Here are some records. Copy each one exactly.
===== Entries supplied =====
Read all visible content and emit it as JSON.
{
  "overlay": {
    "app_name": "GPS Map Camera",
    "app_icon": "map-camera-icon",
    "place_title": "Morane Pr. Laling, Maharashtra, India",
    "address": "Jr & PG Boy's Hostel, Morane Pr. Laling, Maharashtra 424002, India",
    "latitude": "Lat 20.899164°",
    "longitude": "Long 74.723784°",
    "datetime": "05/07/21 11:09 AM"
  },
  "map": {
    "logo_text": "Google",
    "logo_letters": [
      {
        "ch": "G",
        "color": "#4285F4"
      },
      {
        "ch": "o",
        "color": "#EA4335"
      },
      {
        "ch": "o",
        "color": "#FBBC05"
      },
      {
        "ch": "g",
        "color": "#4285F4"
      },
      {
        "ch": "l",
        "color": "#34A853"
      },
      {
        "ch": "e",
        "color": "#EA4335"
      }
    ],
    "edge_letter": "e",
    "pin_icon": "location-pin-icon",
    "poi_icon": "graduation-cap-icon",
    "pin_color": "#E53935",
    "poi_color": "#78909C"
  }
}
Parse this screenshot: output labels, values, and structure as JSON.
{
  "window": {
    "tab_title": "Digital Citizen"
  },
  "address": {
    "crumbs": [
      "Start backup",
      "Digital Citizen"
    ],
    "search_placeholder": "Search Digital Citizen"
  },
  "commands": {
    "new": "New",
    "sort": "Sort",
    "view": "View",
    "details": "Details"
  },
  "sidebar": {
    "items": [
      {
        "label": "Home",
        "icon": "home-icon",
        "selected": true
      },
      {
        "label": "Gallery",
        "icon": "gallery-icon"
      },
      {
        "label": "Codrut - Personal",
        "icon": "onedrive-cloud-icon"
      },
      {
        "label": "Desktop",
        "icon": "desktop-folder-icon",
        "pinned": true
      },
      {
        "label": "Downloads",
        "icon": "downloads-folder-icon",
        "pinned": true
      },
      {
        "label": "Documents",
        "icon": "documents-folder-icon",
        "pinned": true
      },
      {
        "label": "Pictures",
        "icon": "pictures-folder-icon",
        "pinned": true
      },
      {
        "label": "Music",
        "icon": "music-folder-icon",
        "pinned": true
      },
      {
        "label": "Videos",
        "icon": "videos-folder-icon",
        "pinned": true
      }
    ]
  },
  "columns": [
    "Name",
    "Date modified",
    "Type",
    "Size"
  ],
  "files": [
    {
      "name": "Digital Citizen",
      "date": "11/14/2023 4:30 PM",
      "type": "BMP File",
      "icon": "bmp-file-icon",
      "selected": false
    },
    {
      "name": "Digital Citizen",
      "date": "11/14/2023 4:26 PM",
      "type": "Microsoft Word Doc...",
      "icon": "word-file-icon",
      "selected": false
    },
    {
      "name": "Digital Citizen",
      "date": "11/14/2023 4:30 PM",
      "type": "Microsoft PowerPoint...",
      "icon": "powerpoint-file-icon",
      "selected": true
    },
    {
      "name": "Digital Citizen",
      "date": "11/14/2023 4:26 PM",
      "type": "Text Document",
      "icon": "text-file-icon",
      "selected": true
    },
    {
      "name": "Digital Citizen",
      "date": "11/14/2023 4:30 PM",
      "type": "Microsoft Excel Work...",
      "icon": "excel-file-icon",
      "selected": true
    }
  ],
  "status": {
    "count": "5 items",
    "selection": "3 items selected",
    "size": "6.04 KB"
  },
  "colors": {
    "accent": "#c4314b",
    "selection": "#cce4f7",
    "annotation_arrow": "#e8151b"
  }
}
=====
Solution:
Read all visible content and emit it as JSON.
{
  "overlay": {
    "app_name": "GPS Map Camera",
    "app_icon": "map-camera-icon",
    "place_title": "Morane Pr. Laling, Maharashtra, India",
    "address": "Jr & PG Boy's Hostel, Morane Pr. Laling, Maharashtra 424002, India",
    "latitude": "Lat 20.899164°",
    "longitude": "Long 74.723784°",
    "datetime": "05/07/21 11:09 AM"
  },
  "map": {
    "logo_text": "Google",
    "logo_letters": [
      {
        "ch": "G",
        "color": "#4285F4"
      },
      {
        "ch": "o",
        "color": "#EA4335"
      },
      {
        "ch": "o",
        "color": "#FBBC05"
      },
      {
        "ch": "g",
        "color": "#4285F4"
      },
      {
        "ch": "l",
        "color": "#34A853"
      },
      {
        "ch": "e",
        "color": "#EA4335"
      }
    ],
    "edge_letter": "e",
    "pin_icon": "location-pin-icon",
    "poi_icon": "graduation-cap-icon",
    "pin_color": "#E53935",
    "poi_color": "#78909C"
  }
}
Parse this screenshot: output labels, values, and structure as JSON.
{
  "window": {
    "tab_title": "Digital Citizen"
  },
  "address": {
    "crumbs": [
      "Start backup",
      "Digital Citizen"
    ],
    "search_placeholder": "Search Digital Citizen"
  },
  "commands": {
    "new": "New",
    "sort": "Sort",
    "view": "View",
    "details": "Details"
  },
  "sidebar": {
    "items": [
      {
        "label": "Home",
        "icon": "home-icon",
        "selected": true
      },
      {
        "label": "Gallery",
        "icon": "gallery-icon"
      },
      {
        "label": "Codrut - Personal",
        "icon": "onedrive-cloud-icon"
      },
      {
        "label": "Desktop",
        "icon": "desktop-folder-icon",
        "pinned": true
      },
      {
        "label": "Downloads",
        "icon": "downloads-folder-icon",
        "pinned": true
      },
      {
        "label": "Documents",
        "icon": "documents-folder-icon",
        "pinned": true
      },
      {
        "label": "Pictures",
        "icon": "pictures-folder-icon",
        "pinned": true
      },
      {
        "label": "Music",
        "icon": "music-folder-icon",
        "pinned": true
      },
      {
        "label": "Videos",
        "icon": "videos-folder-icon",
        "pinned": true
      }
    ]
  },
  "columns": [
    "Name",
    "Date modified",
    "Type",
    "Size"
  ],
  "files": [
    {
      "name": "Digital Citizen",
      "date": "11/14/2023 4:30 PM",
      "type": "BMP File",
      "icon": "bmp-file-icon",
      "selected": false
    },
    {
      "name": "Digital Citizen",
      "date": "11/14/2023 4:26 PM",
      "type": "Microsoft Word Doc...",
      "icon": "word-file-icon",
      "selected": false
    },
    {
      "name": "Digital Citizen",
      "date": "11/14/2023 4:30 PM",
      "type": "Microsoft PowerPoint...",
      "icon": "powerpoint-file-icon",
      "selected": true
    },
    {
      "name": "Digital Citizen",
      "date": "11/14/2023 4:26 PM",
      "type": "Text Document",
      "icon": "text-file-icon",
      "selected": true
    },
    {
      "name": "Digital Citizen",
      "date": "11/14/2023 4:30 PM",
      "type": "Microsoft Excel Work...",
      "icon": "excel-file-icon",
      "selected": true
    }
  ],
  "status": {
    "count": "5 items",
    "selection": "3 items selected",
    "size": "6.04 KB"
  },
  "colors": {
    "accent": "#c4314b",
    "selection": "#cce4f7",
    "annotation_arrow": "#e8151b"
  }
}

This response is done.